Data tied to figure images
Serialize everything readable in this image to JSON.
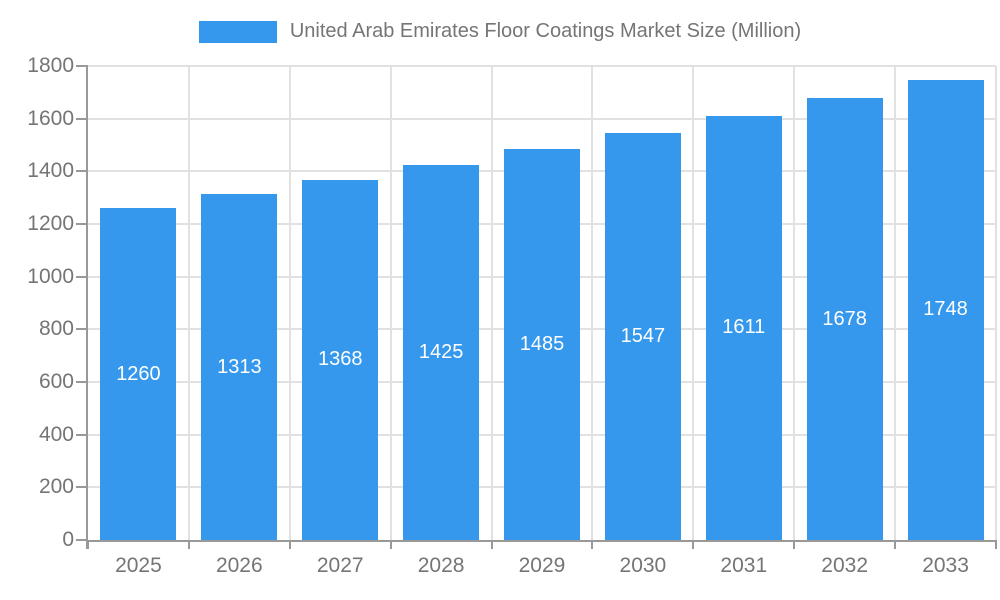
{
  "chart_data": {
    "type": "bar",
    "title": "",
    "legend": {
      "label": "United Arab Emirates Floor Coatings Market Size (Million)",
      "position": "top"
    },
    "categories": [
      "2025",
      "2026",
      "2027",
      "2028",
      "2029",
      "2030",
      "2031",
      "2032",
      "2033"
    ],
    "values": [
      1260,
      1313,
      1368,
      1425,
      1485,
      1547,
      1611,
      1678,
      1748
    ],
    "bar_value_labels": [
      "1260",
      "1313",
      "1368",
      "1425",
      "1485",
      "1547",
      "1611",
      "1678",
      "1748"
    ],
    "xlabel": "",
    "ylabel": "",
    "ylim": [
      0,
      1800
    ],
    "ytick_step": 200,
    "ytick_labels": [
      "0",
      "200",
      "400",
      "600",
      "800",
      "1000",
      "1200",
      "1400",
      "1600",
      "1800"
    ],
    "grid": true,
    "legend_position": "top-center",
    "colors": {
      "bar": "#3598EC",
      "bar_label_text": "#ffffff",
      "axis_text": "#757575",
      "grid_line": "#e1e1e1",
      "axis_line": "#999999",
      "background": "#ffffff"
    }
  }
}
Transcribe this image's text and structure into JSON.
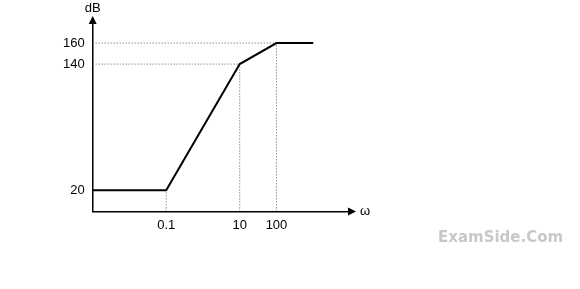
{
  "chart_data": {
    "type": "line",
    "x_label": "ω",
    "y_label": "dB",
    "x": [
      0.001,
      0.1,
      10,
      100,
      1000
    ],
    "values": [
      20,
      20,
      140,
      160,
      160
    ],
    "color": "#000000",
    "log": "x",
    "xlim": [
      0.001,
      10000
    ],
    "xticks": [
      0.1,
      10,
      100
    ],
    "ylim": [
      0,
      180
    ],
    "yticks": [
      20,
      140,
      160
    ],
    "grid": false,
    "annotation": "ExamSide.Com"
  }
}
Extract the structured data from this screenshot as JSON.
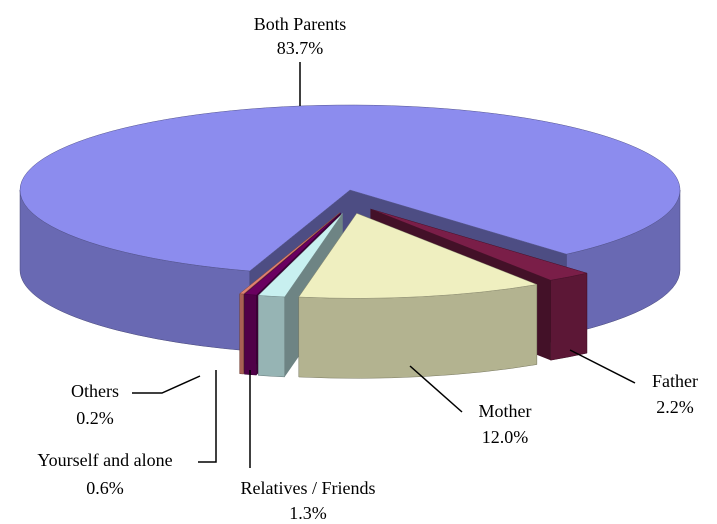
{
  "chart_data": {
    "type": "pie",
    "categories": [
      "Both Parents",
      "Father",
      "Mother",
      "Relatives / Friends",
      "Yourself and alone",
      "Others"
    ],
    "values": [
      83.7,
      2.2,
      12.0,
      1.3,
      0.6,
      0.2
    ],
    "value_labels": [
      "83.7%",
      "2.2%",
      "12.0%",
      "1.3%",
      "0.6%",
      "0.2%"
    ],
    "colors": [
      "#8c8cee",
      "#7a1e48",
      "#efefc0",
      "#c8f0f0",
      "#6a0060",
      "#e08070"
    ]
  }
}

> Exercise goal: Please transcribe the material above exactly as written. Leave the pictures out.

> Response to the task:
Serialize everything readable in this image to JSON.
{
  "chart_data": {
    "type": "bar",
    "title": "",
    "legend": {
      "label": "United Arab Emirates Floor Coatings Market Size (Million)",
      "position": "top"
    },
    "categories": [
      "2025",
      "2026",
      "2027",
      "2028",
      "2029",
      "2030",
      "2031",
      "2032",
      "2033"
    ],
    "values": [
      1260,
      1313,
      1368,
      1425,
      1485,
      1547,
      1611,
      1678,
      1748
    ],
    "bar_value_labels": [
      "1260",
      "1313",
      "1368",
      "1425",
      "1485",
      "1547",
      "1611",
      "1678",
      "1748"
    ],
    "xlabel": "",
    "ylabel": "",
    "ylim": [
      0,
      1800
    ],
    "ytick_step": 200,
    "ytick_labels": [
      "0",
      "200",
      "400",
      "600",
      "800",
      "1000",
      "1200",
      "1400",
      "1600",
      "1800"
    ],
    "grid": true,
    "legend_position": "top-center",
    "colors": {
      "bar": "#3598EC",
      "bar_label_text": "#ffffff",
      "axis_text": "#757575",
      "grid_line": "#e1e1e1",
      "axis_line": "#999999",
      "background": "#ffffff"
    }
  }
}
Transcribe this image's text and structure into JSON.
{
  "chart_data": {
    "type": "line",
    "x_label": "ω",
    "y_label": "dB",
    "x": [
      0.001,
      0.1,
      10,
      100,
      1000
    ],
    "values": [
      20,
      20,
      140,
      160,
      160
    ],
    "color": "#000000",
    "log": "x",
    "xlim": [
      0.001,
      10000
    ],
    "xticks": [
      0.1,
      10,
      100
    ],
    "ylim": [
      0,
      180
    ],
    "yticks": [
      20,
      140,
      160
    ],
    "grid": false,
    "annotation": "ExamSide.Com"
  }
}
Extract the structured data from this screenshot as JSON.
{
  "chart_data": {
    "type": "pie",
    "categories": [
      "Both Parents",
      "Father",
      "Mother",
      "Relatives / Friends",
      "Yourself and alone",
      "Others"
    ],
    "values": [
      83.7,
      2.2,
      12.0,
      1.3,
      0.6,
      0.2
    ],
    "value_labels": [
      "83.7%",
      "2.2%",
      "12.0%",
      "1.3%",
      "0.6%",
      "0.2%"
    ],
    "colors": [
      "#8c8cee",
      "#7a1e48",
      "#efefc0",
      "#c8f0f0",
      "#6a0060",
      "#e08070"
    ]
  }
}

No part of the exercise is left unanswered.